Locate the string "this" in the listing below. Copy every line where it is found.

# start of Input material

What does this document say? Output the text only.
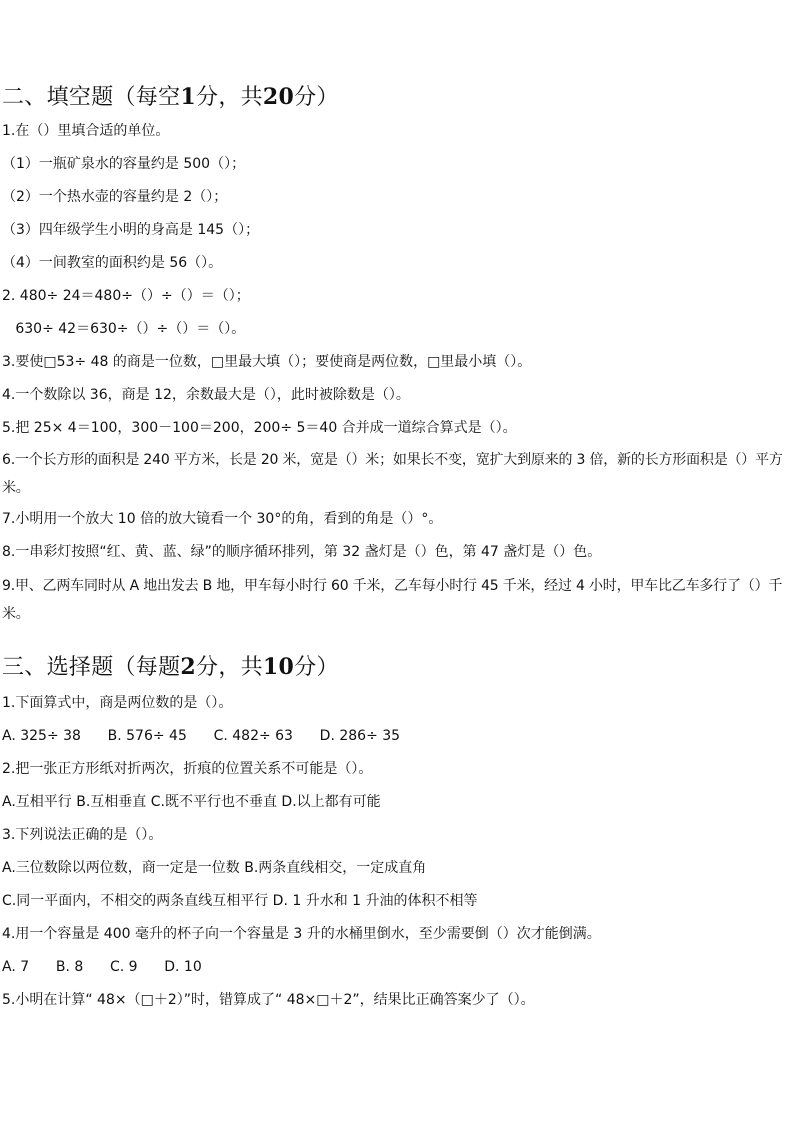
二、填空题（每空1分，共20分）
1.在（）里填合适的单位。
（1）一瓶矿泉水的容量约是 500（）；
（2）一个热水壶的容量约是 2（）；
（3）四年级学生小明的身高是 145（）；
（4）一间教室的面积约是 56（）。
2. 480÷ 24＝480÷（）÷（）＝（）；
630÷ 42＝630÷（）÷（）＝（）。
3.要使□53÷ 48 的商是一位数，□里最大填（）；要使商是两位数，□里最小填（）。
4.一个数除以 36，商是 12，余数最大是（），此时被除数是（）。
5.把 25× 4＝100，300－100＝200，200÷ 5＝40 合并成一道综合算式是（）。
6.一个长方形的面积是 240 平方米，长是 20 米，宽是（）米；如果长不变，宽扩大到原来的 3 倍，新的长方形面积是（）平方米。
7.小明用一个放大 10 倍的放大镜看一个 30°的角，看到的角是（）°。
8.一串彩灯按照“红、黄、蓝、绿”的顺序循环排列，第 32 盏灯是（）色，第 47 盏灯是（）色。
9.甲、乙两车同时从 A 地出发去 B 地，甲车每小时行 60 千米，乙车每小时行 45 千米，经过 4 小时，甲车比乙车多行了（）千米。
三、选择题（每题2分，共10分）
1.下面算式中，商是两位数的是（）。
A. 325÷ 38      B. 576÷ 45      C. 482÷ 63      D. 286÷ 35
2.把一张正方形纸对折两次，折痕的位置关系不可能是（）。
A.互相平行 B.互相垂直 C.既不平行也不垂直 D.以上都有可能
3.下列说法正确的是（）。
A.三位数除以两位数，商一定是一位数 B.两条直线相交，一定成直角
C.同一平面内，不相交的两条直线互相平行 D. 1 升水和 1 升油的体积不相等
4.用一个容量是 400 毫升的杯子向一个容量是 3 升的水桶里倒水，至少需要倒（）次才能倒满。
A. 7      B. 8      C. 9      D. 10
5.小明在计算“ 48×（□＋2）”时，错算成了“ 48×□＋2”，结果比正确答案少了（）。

# end of Input material
# start of Input material

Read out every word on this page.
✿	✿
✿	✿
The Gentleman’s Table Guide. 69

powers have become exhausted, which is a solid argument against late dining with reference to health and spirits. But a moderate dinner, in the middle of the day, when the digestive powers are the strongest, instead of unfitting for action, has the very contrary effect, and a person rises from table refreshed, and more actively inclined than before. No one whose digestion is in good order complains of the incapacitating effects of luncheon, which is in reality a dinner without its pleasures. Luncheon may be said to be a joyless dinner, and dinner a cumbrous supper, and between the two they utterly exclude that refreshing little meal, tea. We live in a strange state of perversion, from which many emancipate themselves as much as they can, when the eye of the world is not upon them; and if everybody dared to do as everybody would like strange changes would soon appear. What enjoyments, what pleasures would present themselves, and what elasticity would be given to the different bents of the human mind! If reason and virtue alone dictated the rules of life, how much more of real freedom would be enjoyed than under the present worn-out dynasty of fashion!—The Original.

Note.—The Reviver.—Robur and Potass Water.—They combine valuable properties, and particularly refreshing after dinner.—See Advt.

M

# end of Input material

- **Task solution**
What does this document say? Output the text only.
Read out every word on this page.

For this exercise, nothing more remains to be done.